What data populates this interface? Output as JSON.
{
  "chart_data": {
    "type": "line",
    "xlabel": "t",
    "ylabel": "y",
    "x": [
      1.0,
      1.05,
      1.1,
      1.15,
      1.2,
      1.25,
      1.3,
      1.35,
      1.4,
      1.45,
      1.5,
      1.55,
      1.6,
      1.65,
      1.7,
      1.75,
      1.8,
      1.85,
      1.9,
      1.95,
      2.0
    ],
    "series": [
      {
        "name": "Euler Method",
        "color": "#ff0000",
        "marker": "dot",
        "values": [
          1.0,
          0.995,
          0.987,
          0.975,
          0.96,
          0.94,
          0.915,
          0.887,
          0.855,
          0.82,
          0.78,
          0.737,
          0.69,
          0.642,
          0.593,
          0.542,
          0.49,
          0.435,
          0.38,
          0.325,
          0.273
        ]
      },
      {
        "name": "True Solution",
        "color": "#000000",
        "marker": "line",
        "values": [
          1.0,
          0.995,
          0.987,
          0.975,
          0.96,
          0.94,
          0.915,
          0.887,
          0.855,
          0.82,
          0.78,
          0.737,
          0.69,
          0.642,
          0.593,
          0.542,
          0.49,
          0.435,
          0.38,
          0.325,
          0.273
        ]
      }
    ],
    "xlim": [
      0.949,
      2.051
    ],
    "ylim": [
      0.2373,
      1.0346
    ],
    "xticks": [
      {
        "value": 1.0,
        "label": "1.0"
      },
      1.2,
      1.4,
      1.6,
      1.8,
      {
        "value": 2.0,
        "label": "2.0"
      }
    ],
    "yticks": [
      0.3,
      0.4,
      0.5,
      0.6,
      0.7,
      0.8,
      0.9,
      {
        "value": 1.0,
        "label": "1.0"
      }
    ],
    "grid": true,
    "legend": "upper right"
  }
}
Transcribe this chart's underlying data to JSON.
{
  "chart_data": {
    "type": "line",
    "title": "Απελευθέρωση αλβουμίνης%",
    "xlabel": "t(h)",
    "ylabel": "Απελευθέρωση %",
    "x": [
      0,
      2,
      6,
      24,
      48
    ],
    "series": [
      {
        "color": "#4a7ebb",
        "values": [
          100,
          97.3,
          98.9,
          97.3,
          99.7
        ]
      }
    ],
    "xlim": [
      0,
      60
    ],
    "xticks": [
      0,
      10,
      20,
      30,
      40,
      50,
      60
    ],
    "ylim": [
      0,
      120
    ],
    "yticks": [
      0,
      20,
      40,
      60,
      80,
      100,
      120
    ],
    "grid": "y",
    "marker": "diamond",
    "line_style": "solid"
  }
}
○ ○ ○
◆ BRIEF: Give every line of the material again, exactly as it reads.

◆ RESULT FOR THIS TASK:
What data populates this interface? Output as JSON.
{
  "chart_data": {
    "type": "line",
    "xlabel": "t",
    "ylabel": "y",
    "x": [
      1.0,
      1.05,
      1.1,
      1.15,
      1.2,
      1.25,
      1.3,
      1.35,
      1.4,
      1.45,
      1.5,
      1.55,
      1.6,
      1.65,
      1.7,
      1.75,
      1.8,
      1.85,
      1.9,
      1.95,
      2.0
    ],
    "series": [
      {
        "name": "Euler Method",
        "color": "#ff0000",
        "marker": "dot",
        "values": [
          1.0,
          0.995,
          0.987,
          0.975,
          0.96,
          0.94,
          0.915,
          0.887,
          0.855,
          0.82,
          0.78,
          0.737,
          0.69,
          0.642,
          0.593,
          0.542,
          0.49,
          0.435,
          0.38,
          0.325,
          0.273
        ]
      },
      {
        "name": "True Solution",
        "color": "#000000",
        "marker": "line",
        "values": [
          1.0,
          0.995,
          0.987,
          0.975,
          0.96,
          0.94,
          0.915,
          0.887,
          0.855,
          0.82,
          0.78,
          0.737,
          0.69,
          0.642,
          0.593,
          0.542,
          0.49,
          0.435,
          0.38,
          0.325,
          0.273
        ]
      }
    ],
    "xlim": [
      0.949,
      2.051
    ],
    "ylim": [
      0.2373,
      1.0346
    ],
    "xticks": [
      {
        "value": 1.0,
        "label": "1.0"
      },
      1.2,
      1.4,
      1.6,
      1.8,
      {
        "value": 2.0,
        "label": "2.0"
      }
    ],
    "yticks": [
      0.3,
      0.4,
      0.5,
      0.6,
      0.7,
      0.8,
      0.9,
      {
        "value": 1.0,
        "label": "1.0"
      }
    ],
    "grid": true,
    "legend": "upper right"
  }
}
Transcribe this chart's underlying data to JSON.
{
  "chart_data": {
    "type": "line",
    "title": "Απελευθέρωση αλβουμίνης%",
    "xlabel": "t(h)",
    "ylabel": "Απελευθέρωση %",
    "x": [
      0,
      2,
      6,
      24,
      48
    ],
    "series": [
      {
        "color": "#4a7ebb",
        "values": [
          100,
          97.3,
          98.9,
          97.3,
          99.7
        ]
      }
    ],
    "xlim": [
      0,
      60
    ],
    "xticks": [
      0,
      10,
      20,
      30,
      40,
      50,
      60
    ],
    "ylim": [
      0,
      120
    ],
    "yticks": [
      0,
      20,
      40,
      60,
      80,
      100,
      120
    ],
    "grid": "y",
    "marker": "diamond",
    "line_style": "solid"
  }
}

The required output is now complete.